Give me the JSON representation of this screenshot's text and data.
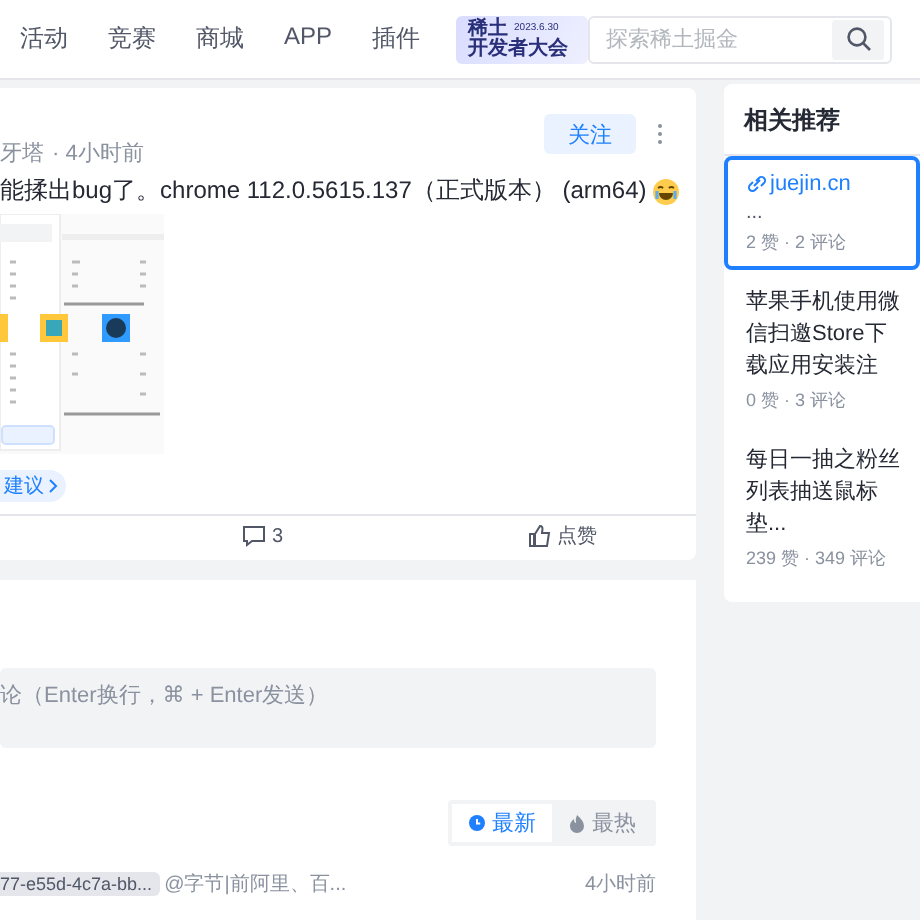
{
  "nav": {
    "items": [
      {
        "label": "活动"
      },
      {
        "label": "竞赛"
      },
      {
        "label": "商城"
      },
      {
        "label": "APP"
      },
      {
        "label": "插件"
      }
    ],
    "banner": {
      "title": "稀土",
      "subtitle": "开发者大会",
      "date": "2023.6.30"
    },
    "search": {
      "placeholder": "探索稀土掘金"
    }
  },
  "post": {
    "author": "牙塔",
    "time": "· 4小时前",
    "follow_button": "关注",
    "content": "能揉出bug了。chrome 112.0.5615.137（正式版本） (arm64)",
    "tag": "建议",
    "comment_count": "3",
    "like_label": "点赞"
  },
  "comments": {
    "input": {
      "placeholder": "论（Enter换行，⌘ + Enter发送）"
    },
    "sort_tabs": [
      {
        "kind": "newest",
        "label": "最新",
        "selected": true
      },
      {
        "kind": "hot",
        "label": "最热",
        "selected": false
      }
    ],
    "items": [
      {
        "user": "77-e55d-4c7a-bb...",
        "title": "@字节|前阿里、百...",
        "time": "4小时前"
      }
    ]
  },
  "related": {
    "title": "相关推荐",
    "items": [
      {
        "kind": "link",
        "title": "juejin.cn",
        "excerpt": "...",
        "stats": "2 赞 · 2 评论",
        "selected": true
      },
      {
        "kind": "article",
        "title": "苹果手机使用微信扫邀Store下载应用安装注",
        "stats": "0 赞 · 3 评论",
        "selected": false
      },
      {
        "kind": "article",
        "title": "每日一抽之粉丝列表抽送鼠标垫...",
        "stats": "239 赞 · 349 评论",
        "selected": false
      }
    ]
  }
}
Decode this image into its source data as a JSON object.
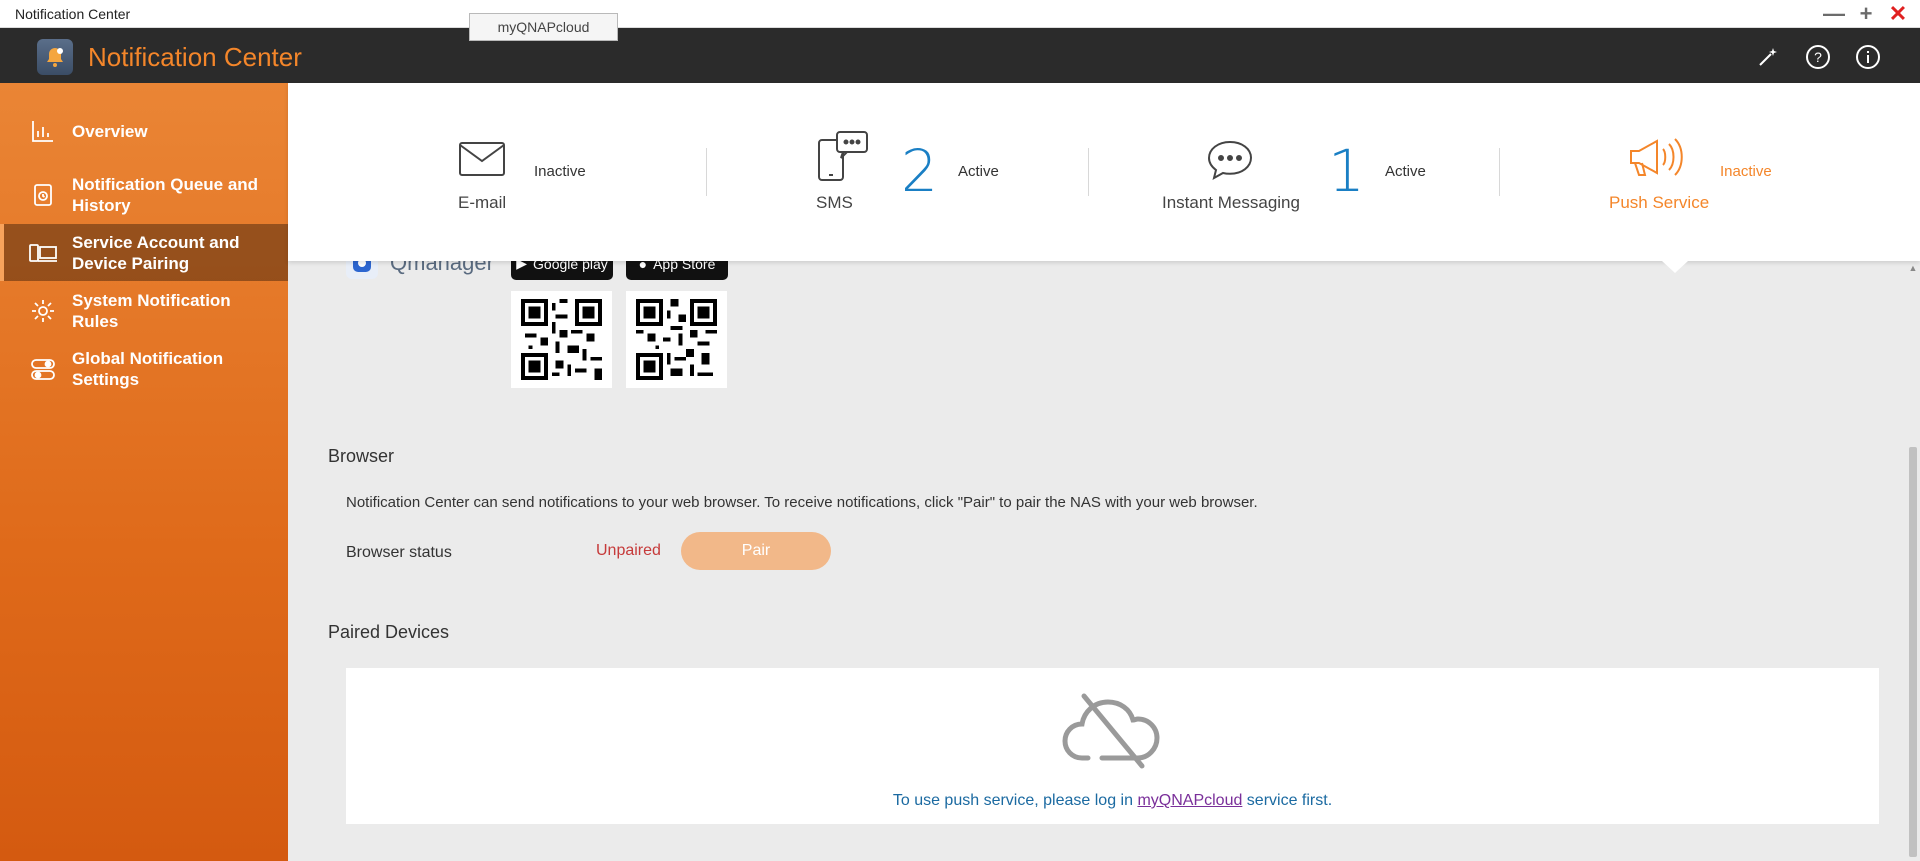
{
  "window": {
    "title": "Notification Center",
    "minimize": "—",
    "maximize": "+",
    "close": "✕"
  },
  "tooltip_tab": "myQNAPcloud",
  "header": {
    "title": "Notification Center"
  },
  "sidebar": {
    "items": [
      {
        "label": "Overview",
        "icon": "chart-icon"
      },
      {
        "label": "Notification Queue and History",
        "icon": "history-icon"
      },
      {
        "label": "Service Account and Device Pairing",
        "icon": "device-pairing-icon",
        "active": true
      },
      {
        "label": "System Notification Rules",
        "icon": "gear-icon"
      },
      {
        "label": "Global Notification Settings",
        "icon": "toggle-icon"
      }
    ]
  },
  "services": {
    "email": {
      "label": "E-mail",
      "state": "Inactive"
    },
    "sms": {
      "label": "SMS",
      "count": "2",
      "state": "Active"
    },
    "im": {
      "label": "Instant Messaging",
      "count": "1",
      "state": "Active"
    },
    "push": {
      "label": "Push Service",
      "state": "Inactive"
    }
  },
  "qmanager": {
    "name": "Qmanager",
    "google_play": "Google play",
    "app_store": "App Store"
  },
  "browser": {
    "title": "Browser",
    "description": "Notification Center can send notifications to your web browser. To receive notifications, click \"Pair\" to pair the NAS with your web browser.",
    "status_label": "Browser status",
    "status_value": "Unpaired",
    "pair_button": "Pair"
  },
  "paired_devices": {
    "title": "Paired Devices",
    "msg_before": "To use push service, please log in ",
    "msg_link": "myQNAPcloud",
    "msg_after": " service first."
  },
  "colors": {
    "accent": "#f4862a",
    "header_bg": "#2b2b2b",
    "active_blue": "#1a7fc4",
    "unpaired_red": "#c63a3a"
  }
}
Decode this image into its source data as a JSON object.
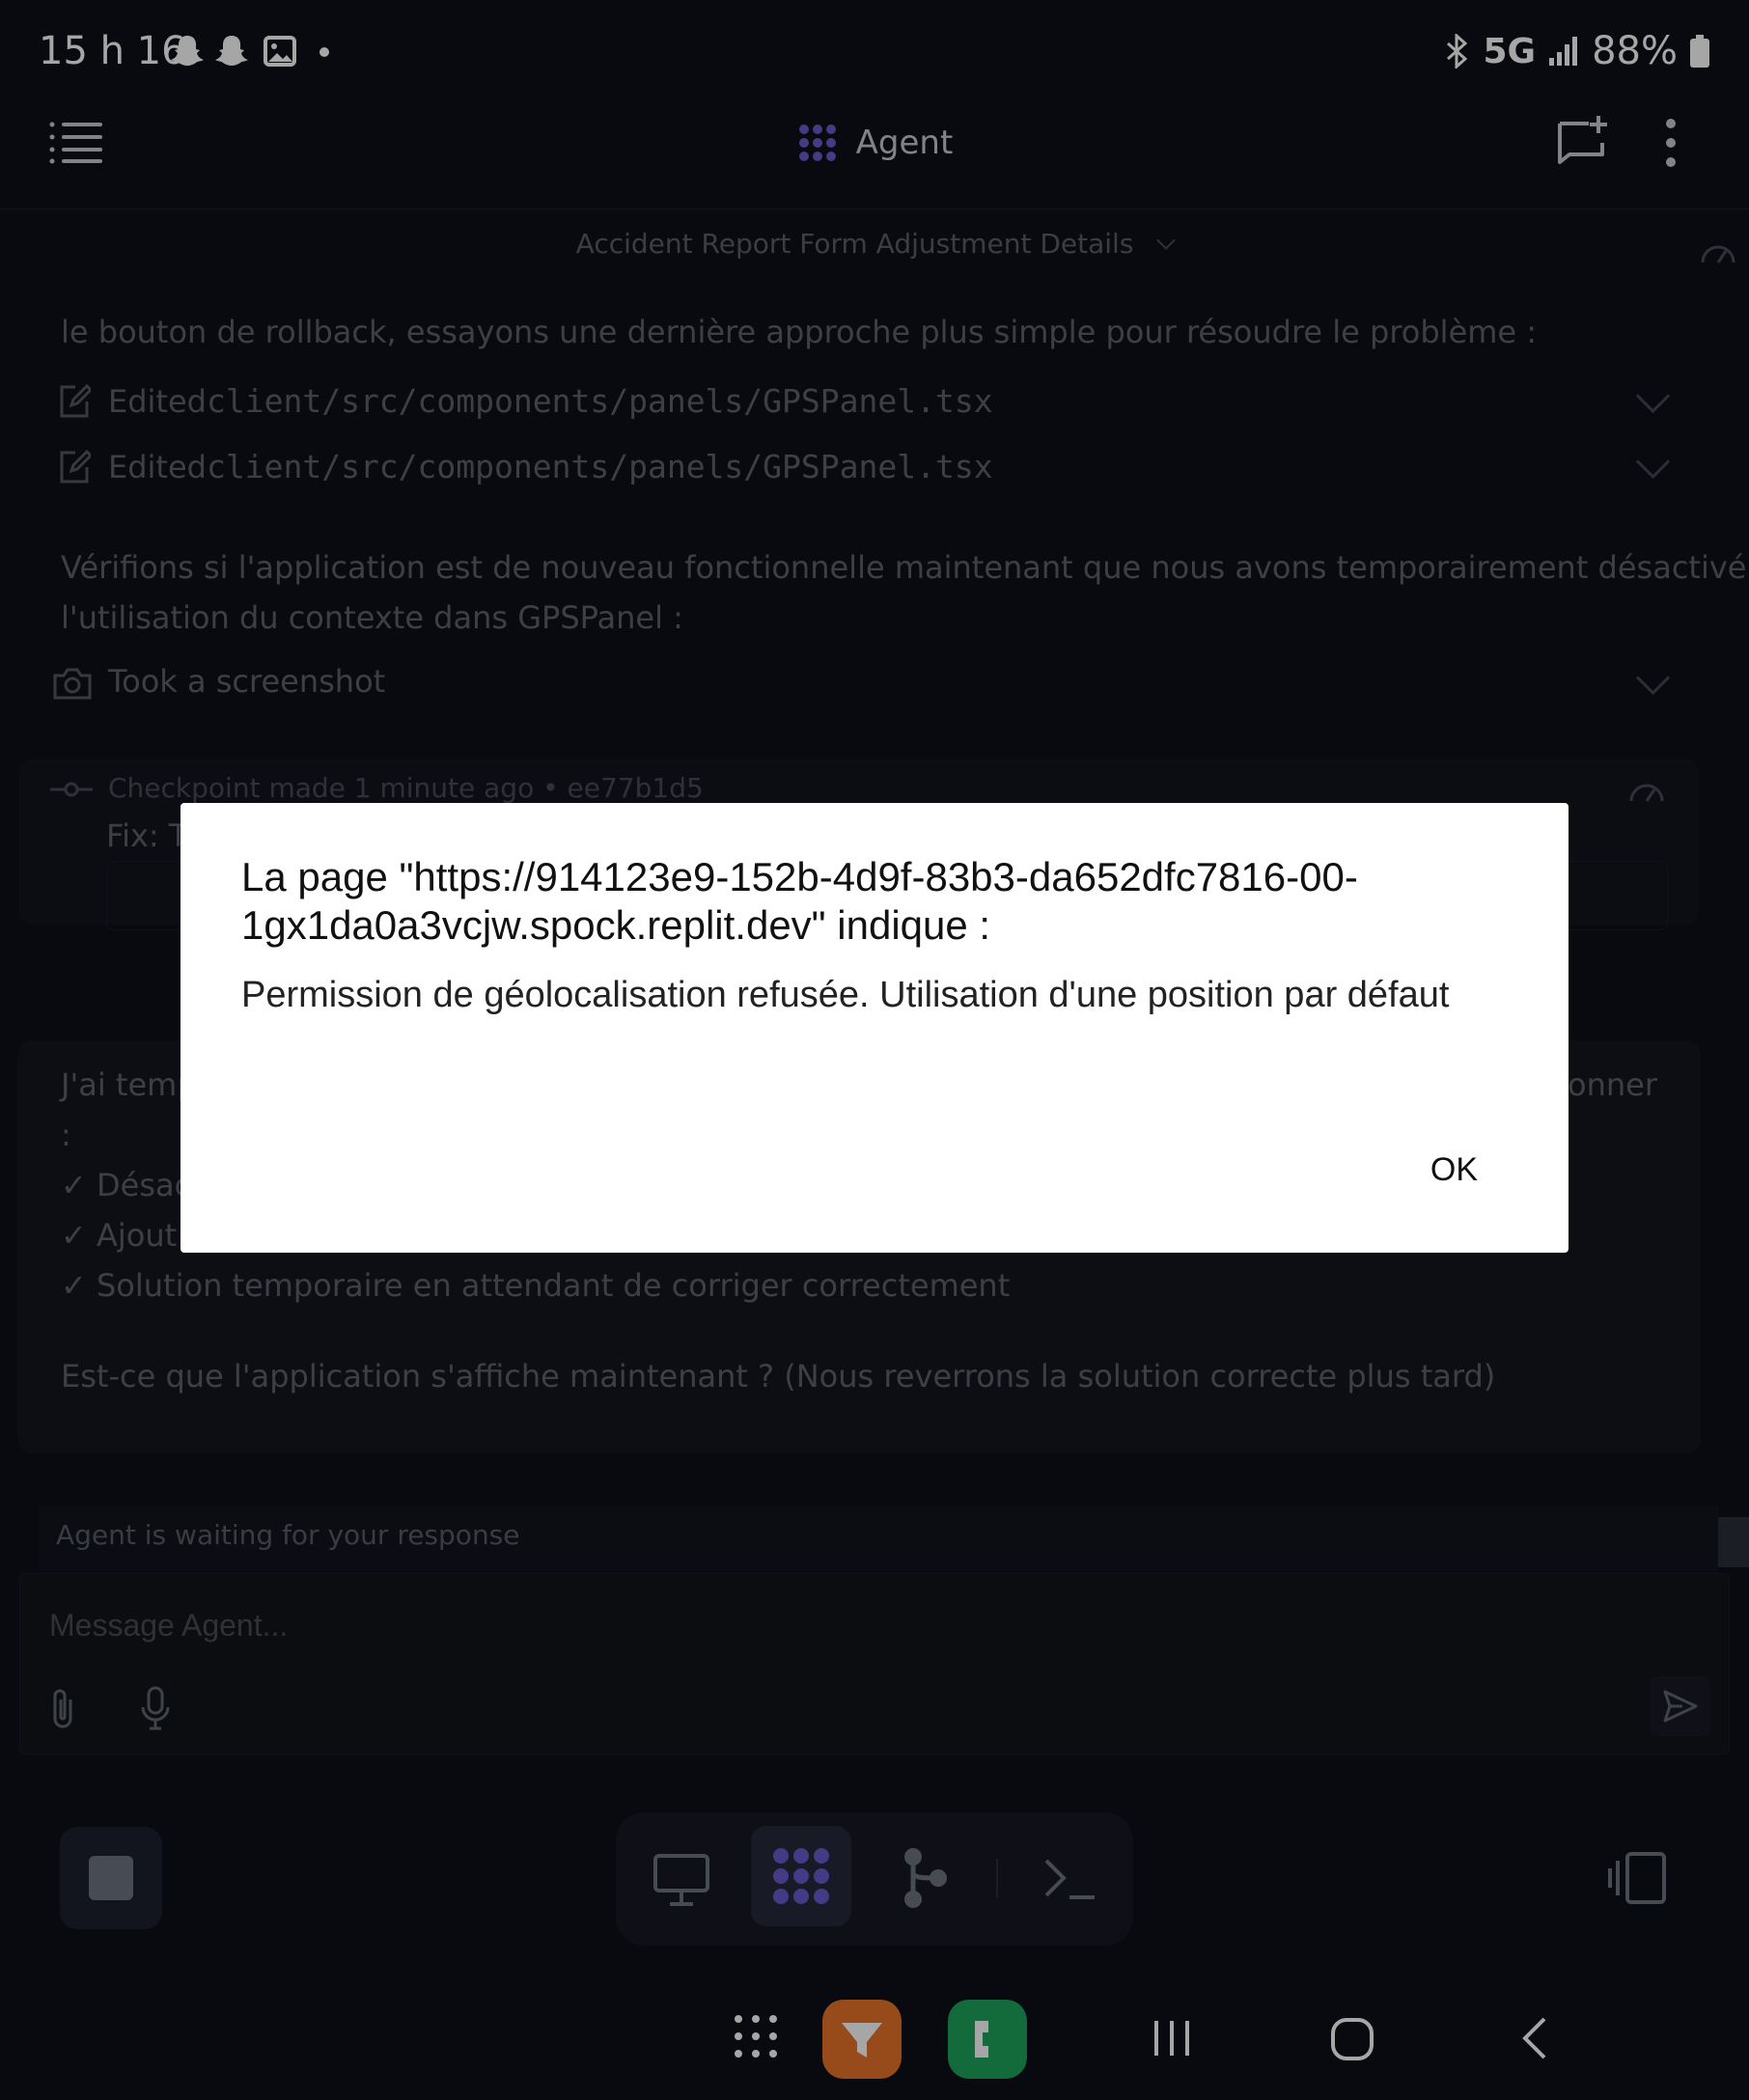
{
  "status_bar": {
    "time": "15 h 16",
    "network": "5G",
    "battery": "88%"
  },
  "header": {
    "title": "Agent",
    "menu_icon": "list-icon",
    "new_chat_icon": "new-chat-icon",
    "more_icon": "more-vertical-icon"
  },
  "thread": {
    "title": "Accident Report Form Adjustment Details",
    "intro_text": "le bouton de rollback, essayons une dernière approche plus simple pour résoudre le problème :",
    "edits": [
      {
        "action": "Edited",
        "path": "client/src/components/panels/GPSPanel.tsx"
      },
      {
        "action": "Edited",
        "path": "client/src/components/panels/GPSPanel.tsx"
      }
    ],
    "verify_text_1": "Vérifions si l'application est de nouveau fonctionnelle maintenant que nous avons temporairement désactivé",
    "verify_text_2": "l'utilisation du contexte dans GPSPanel :",
    "screenshot_label": "Took a screenshot",
    "checkpoint": "Checkpoint made 1 minute ago • ee77b1d5",
    "fix_prefix": "Fix: T",
    "message_start": "J'ai temp",
    "message_colon": ":",
    "message_end": "onner",
    "check_1": "✓ Désac",
    "check_2": "✓ Ajout de valeurs par défaut pour remplacer le contexte",
    "check_3": "✓ Solution temporaire en attendant de corriger correctement",
    "question": "Est-ce que l'application s'affiche maintenant ? (Nous reverrons la solution correcte plus tard)"
  },
  "input": {
    "waiting_text": "Agent is waiting for your response",
    "placeholder": "Message Agent..."
  },
  "dialog": {
    "title": "La page \"https://914123e9-152b-4d9f-83b3-da652dfc7816-00-1gx1da0a3vcjw.spock.replit.dev\" indique :",
    "message": "Permission de géolocalisation refusée. Utilisation d'une position par défaut",
    "ok_label": "OK"
  },
  "colors": {
    "accent": "#6a5acd",
    "dialog_bg": "#ffffff",
    "page_bg": "#0e1017"
  }
}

_YOUR GOAL_
Search the listing for the string "pour". Copy each line where it turns up.

_RESPONSE TO THE EXERCISE_
    "intro_text": "le bouton de rollback, essayons une dernière approche plus simple pour résoudre le problème :",
    "check_2": "✓ Ajout de valeurs par défaut pour remplacer le contexte",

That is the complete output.